What you are asked to do → Collect each line containing "title".
—————
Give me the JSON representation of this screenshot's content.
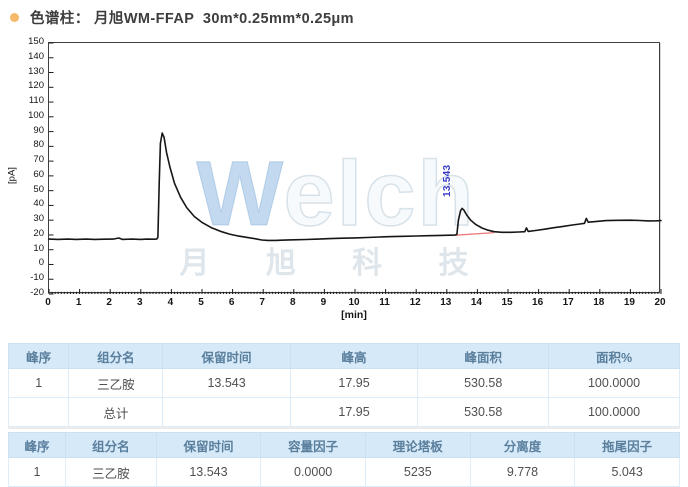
{
  "header": {
    "bullet_color": "#f5b969",
    "title": "色谱柱： 月旭WM-FFAP  30m*0.25mm*0.25μm"
  },
  "chart": {
    "ylabel": "[pA]",
    "xlabel": "[min]",
    "peak_label": "13.543",
    "watermark": {
      "main_initial": "W",
      "main_rest": "elch",
      "sub": "月 旭 科 技"
    },
    "colors": {
      "trace": "#161616",
      "integration_baseline": "#ee7a7a",
      "peak_label": "#3a3ac8",
      "tick": "#1a1a1a"
    }
  },
  "chart_data": {
    "type": "line",
    "title": "",
    "xlabel": "[min]",
    "ylabel": "[pA]",
    "xlim": [
      0,
      20
    ],
    "ylim": [
      -20,
      150
    ],
    "x_ticks": [
      0,
      1,
      2,
      3,
      4,
      5,
      6,
      7,
      8,
      9,
      10,
      11,
      12,
      13,
      14,
      15,
      16,
      17,
      18,
      19,
      20
    ],
    "y_ticks": [
      150,
      140,
      130,
      120,
      110,
      100,
      90,
      80,
      70,
      60,
      50,
      40,
      30,
      20,
      10,
      0,
      -10,
      -20
    ],
    "grid": false,
    "legend": false,
    "peaks": [
      {
        "retention_min": 3.7,
        "apex_pA": 89,
        "labeled": false
      },
      {
        "retention_min": 13.543,
        "apex_pA": 38,
        "labeled": true
      }
    ],
    "annotations": [
      {
        "text": "13.543",
        "x_min": 13.45,
        "y_pA": 48,
        "rotation": -90,
        "color": "#3a3ac8"
      }
    ],
    "series": [
      {
        "name": "fid-signal",
        "points": [
          [
            0,
            17.2
          ],
          [
            0.3,
            17.0
          ],
          [
            0.6,
            17.2
          ],
          [
            0.9,
            17.0
          ],
          [
            1.2,
            17.2
          ],
          [
            1.5,
            17.0
          ],
          [
            1.8,
            17.1
          ],
          [
            2.1,
            17.2
          ],
          [
            2.28,
            17.9
          ],
          [
            2.4,
            17.0
          ],
          [
            2.7,
            17.2
          ],
          [
            3.0,
            17.0
          ],
          [
            3.2,
            17.2
          ],
          [
            3.4,
            17.1
          ],
          [
            3.52,
            17.2
          ],
          [
            3.56,
            18.5
          ],
          [
            3.6,
            55
          ],
          [
            3.64,
            82
          ],
          [
            3.7,
            89
          ],
          [
            3.76,
            86
          ],
          [
            3.84,
            76
          ],
          [
            3.95,
            66
          ],
          [
            4.1,
            55
          ],
          [
            4.3,
            45.5
          ],
          [
            4.5,
            38.5
          ],
          [
            4.75,
            32.5
          ],
          [
            5.0,
            28.5
          ],
          [
            5.3,
            25
          ],
          [
            5.6,
            22.5
          ],
          [
            5.9,
            20.6
          ],
          [
            6.2,
            19.2
          ],
          [
            6.5,
            18.2
          ],
          [
            6.75,
            17.4
          ],
          [
            6.95,
            16.6
          ],
          [
            7.15,
            16.3
          ],
          [
            7.4,
            16.3
          ],
          [
            7.7,
            16.5
          ],
          [
            8.0,
            16.7
          ],
          [
            8.4,
            16.9
          ],
          [
            8.8,
            17.2
          ],
          [
            9.2,
            17.5
          ],
          [
            9.6,
            17.8
          ],
          [
            10.0,
            18.0
          ],
          [
            10.4,
            18.3
          ],
          [
            10.8,
            18.6
          ],
          [
            11.2,
            18.9
          ],
          [
            11.6,
            19.1
          ],
          [
            12.0,
            19.3
          ],
          [
            12.4,
            19.5
          ],
          [
            12.8,
            19.7
          ],
          [
            13.1,
            19.8
          ],
          [
            13.28,
            19.9
          ],
          [
            13.33,
            20.5
          ],
          [
            13.38,
            30
          ],
          [
            13.45,
            36.5
          ],
          [
            13.5,
            38
          ],
          [
            13.56,
            36.8
          ],
          [
            13.65,
            33.5
          ],
          [
            13.78,
            30
          ],
          [
            13.95,
            27
          ],
          [
            14.15,
            24.7
          ],
          [
            14.35,
            23.2
          ],
          [
            14.55,
            22.2
          ],
          [
            14.8,
            21.8
          ],
          [
            15.1,
            21.8
          ],
          [
            15.35,
            22.0
          ],
          [
            15.55,
            22.2
          ],
          [
            15.6,
            24.8
          ],
          [
            15.66,
            22.4
          ],
          [
            15.9,
            23.0
          ],
          [
            16.2,
            23.9
          ],
          [
            16.5,
            24.9
          ],
          [
            16.8,
            25.8
          ],
          [
            17.1,
            26.7
          ],
          [
            17.35,
            27.4
          ],
          [
            17.5,
            27.9
          ],
          [
            17.56,
            31.2
          ],
          [
            17.62,
            28.6
          ],
          [
            17.9,
            29.2
          ],
          [
            18.2,
            29.7
          ],
          [
            18.6,
            29.9
          ],
          [
            19.0,
            30.0
          ],
          [
            19.3,
            29.8
          ],
          [
            19.6,
            29.5
          ],
          [
            19.85,
            29.6
          ],
          [
            20,
            29.7
          ]
        ]
      },
      {
        "name": "integration-baseline",
        "points": [
          [
            13.3,
            19.8
          ],
          [
            14.55,
            21.6
          ]
        ]
      }
    ]
  },
  "tables": {
    "results": {
      "headers": [
        "峰序",
        "组分名",
        "保留时间",
        "峰高",
        "峰面积",
        "面积%"
      ],
      "col_widths": [
        "9%",
        "14%",
        "19%",
        "19%",
        "19.5%",
        "19.5%"
      ],
      "rows": [
        [
          "1",
          "三乙胺",
          "13.543",
          "17.95",
          "530.58",
          "100.0000"
        ],
        [
          "",
          "总计",
          "",
          "17.95",
          "530.58",
          "100.0000"
        ]
      ]
    },
    "performance": {
      "headers": [
        "峰序",
        "组分名",
        "保留时间",
        "容量因子",
        "理论塔板",
        "分离度",
        "拖尾因子"
      ],
      "col_widths": [
        "8.5%",
        "13.5%",
        "15.6%",
        "15.6%",
        "15.6%",
        "15.6%",
        "15.6%"
      ],
      "rows": [
        [
          "1",
          "三乙胺",
          "13.543",
          "0.0000",
          "5235",
          "9.778",
          "5.043"
        ]
      ]
    }
  }
}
—————
Right answer →
    "title": "色谱柱： 月旭WM-FFAP  30m*0.25mm*0.25μm"
    "title": "",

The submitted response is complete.